▶ [SHORT PROBLEM]: Among the lines below, count those containing the word "label". Give the number only.

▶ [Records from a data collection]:
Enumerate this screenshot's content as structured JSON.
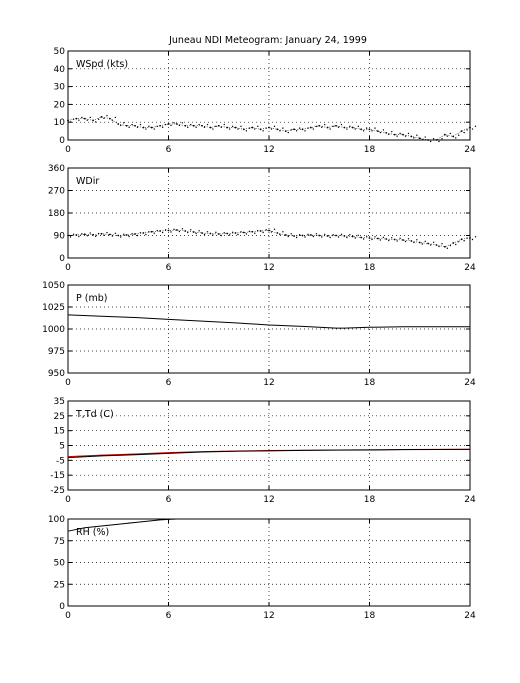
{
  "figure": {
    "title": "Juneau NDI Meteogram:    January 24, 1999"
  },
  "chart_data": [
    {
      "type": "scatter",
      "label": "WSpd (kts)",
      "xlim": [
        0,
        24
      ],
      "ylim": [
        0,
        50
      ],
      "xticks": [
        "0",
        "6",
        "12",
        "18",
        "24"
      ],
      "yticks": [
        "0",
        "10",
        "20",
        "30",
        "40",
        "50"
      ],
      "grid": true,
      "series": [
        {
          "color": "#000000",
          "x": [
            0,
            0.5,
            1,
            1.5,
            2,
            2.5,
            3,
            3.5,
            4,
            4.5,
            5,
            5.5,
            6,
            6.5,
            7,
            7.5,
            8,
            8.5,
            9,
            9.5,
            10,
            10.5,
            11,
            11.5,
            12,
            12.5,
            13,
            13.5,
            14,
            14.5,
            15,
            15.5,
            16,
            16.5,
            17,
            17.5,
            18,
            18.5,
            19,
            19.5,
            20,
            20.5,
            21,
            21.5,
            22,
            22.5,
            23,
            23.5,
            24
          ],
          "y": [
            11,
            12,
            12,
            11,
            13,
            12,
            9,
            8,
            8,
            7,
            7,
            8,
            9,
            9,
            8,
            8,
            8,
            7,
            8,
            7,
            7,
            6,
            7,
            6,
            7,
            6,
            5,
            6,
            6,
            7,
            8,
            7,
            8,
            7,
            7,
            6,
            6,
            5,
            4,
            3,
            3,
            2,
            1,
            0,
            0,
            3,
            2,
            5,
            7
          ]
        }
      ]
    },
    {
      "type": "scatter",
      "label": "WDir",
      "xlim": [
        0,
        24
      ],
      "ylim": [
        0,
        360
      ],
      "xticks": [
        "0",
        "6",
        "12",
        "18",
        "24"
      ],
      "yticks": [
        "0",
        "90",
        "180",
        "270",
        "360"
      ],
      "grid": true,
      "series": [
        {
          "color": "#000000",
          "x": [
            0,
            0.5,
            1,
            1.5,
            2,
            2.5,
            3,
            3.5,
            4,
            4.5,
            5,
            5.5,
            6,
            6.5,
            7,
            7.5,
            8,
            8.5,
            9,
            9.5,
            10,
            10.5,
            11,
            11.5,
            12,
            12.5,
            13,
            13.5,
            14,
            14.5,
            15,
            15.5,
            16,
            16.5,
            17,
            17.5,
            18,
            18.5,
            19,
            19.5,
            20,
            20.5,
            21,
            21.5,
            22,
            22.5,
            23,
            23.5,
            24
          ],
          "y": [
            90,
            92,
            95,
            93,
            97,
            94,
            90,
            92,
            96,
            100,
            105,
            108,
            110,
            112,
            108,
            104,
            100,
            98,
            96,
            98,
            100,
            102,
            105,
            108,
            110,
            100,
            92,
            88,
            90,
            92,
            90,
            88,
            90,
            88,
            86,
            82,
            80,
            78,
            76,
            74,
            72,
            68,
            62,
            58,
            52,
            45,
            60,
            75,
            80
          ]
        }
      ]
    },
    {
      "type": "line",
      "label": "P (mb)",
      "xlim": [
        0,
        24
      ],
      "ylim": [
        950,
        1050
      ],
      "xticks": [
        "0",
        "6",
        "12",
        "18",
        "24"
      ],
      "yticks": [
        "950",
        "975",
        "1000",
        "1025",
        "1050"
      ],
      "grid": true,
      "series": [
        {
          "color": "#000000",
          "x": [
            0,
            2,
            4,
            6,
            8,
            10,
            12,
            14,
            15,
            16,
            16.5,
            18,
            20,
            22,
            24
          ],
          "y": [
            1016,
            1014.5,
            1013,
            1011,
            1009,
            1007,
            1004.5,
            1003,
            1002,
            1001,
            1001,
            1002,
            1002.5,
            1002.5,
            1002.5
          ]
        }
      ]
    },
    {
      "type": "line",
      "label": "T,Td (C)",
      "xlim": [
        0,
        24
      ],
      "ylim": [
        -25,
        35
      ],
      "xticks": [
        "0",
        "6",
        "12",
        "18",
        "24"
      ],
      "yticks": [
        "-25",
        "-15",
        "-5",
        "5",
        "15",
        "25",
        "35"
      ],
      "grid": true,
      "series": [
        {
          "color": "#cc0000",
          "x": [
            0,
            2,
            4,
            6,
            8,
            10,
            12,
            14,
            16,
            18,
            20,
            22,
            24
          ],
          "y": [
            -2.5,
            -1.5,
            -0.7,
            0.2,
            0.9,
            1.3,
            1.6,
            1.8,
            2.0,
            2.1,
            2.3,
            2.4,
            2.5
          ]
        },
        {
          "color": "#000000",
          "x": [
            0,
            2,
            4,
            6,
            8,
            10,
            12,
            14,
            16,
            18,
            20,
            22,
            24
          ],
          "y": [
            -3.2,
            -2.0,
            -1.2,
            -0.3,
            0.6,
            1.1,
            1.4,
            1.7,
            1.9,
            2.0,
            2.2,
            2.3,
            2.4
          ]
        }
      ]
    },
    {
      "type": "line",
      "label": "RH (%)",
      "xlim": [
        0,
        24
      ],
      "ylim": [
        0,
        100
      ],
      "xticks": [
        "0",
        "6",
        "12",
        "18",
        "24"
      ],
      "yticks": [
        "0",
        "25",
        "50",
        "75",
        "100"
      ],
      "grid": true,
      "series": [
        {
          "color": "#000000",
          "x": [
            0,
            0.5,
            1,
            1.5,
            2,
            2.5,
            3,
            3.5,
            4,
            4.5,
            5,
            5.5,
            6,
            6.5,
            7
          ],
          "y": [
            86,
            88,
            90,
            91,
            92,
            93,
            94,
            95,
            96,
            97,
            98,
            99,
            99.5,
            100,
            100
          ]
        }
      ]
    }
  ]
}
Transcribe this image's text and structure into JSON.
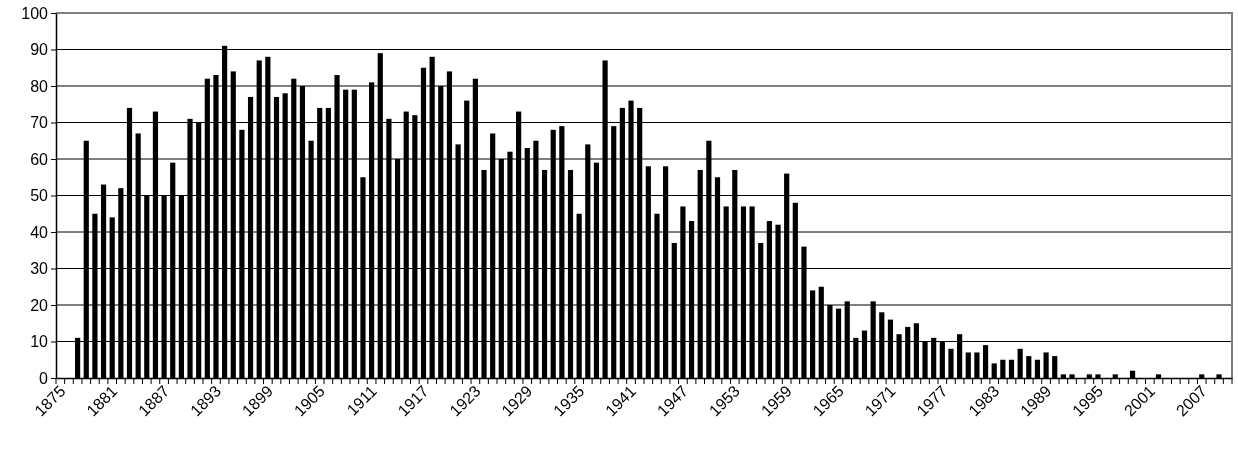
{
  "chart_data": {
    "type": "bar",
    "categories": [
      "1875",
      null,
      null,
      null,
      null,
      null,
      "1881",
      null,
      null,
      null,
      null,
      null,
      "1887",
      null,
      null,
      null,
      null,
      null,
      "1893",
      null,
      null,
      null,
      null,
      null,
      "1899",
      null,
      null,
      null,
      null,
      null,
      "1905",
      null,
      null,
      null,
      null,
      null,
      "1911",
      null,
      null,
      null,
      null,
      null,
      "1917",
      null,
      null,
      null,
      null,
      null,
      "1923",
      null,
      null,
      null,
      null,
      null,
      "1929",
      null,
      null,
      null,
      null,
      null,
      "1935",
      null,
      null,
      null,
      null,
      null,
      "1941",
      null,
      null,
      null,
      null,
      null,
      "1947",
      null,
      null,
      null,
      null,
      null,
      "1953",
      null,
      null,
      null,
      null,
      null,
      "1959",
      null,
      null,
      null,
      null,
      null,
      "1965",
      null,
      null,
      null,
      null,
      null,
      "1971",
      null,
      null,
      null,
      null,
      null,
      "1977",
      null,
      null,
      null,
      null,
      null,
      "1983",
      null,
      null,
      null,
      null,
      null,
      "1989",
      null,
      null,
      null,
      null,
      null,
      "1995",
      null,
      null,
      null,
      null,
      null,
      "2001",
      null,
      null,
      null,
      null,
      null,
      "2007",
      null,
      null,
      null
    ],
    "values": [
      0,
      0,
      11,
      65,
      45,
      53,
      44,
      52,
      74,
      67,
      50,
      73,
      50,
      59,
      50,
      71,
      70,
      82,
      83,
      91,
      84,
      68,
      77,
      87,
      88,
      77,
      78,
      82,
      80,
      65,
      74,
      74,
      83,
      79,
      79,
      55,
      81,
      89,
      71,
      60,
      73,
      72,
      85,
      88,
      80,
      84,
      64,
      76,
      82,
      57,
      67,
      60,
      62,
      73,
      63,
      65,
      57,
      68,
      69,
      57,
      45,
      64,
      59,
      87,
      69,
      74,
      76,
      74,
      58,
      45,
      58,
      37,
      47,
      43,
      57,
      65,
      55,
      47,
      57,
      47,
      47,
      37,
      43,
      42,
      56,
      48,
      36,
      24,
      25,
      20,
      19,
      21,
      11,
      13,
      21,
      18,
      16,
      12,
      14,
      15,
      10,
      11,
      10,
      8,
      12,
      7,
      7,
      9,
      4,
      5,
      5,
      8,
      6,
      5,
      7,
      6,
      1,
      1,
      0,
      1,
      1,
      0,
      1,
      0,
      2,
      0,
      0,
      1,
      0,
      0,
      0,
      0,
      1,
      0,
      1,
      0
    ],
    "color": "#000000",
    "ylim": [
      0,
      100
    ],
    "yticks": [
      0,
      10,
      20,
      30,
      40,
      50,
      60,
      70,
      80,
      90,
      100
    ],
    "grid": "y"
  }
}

▶ [REPLY TO THE EXERCISE]: 5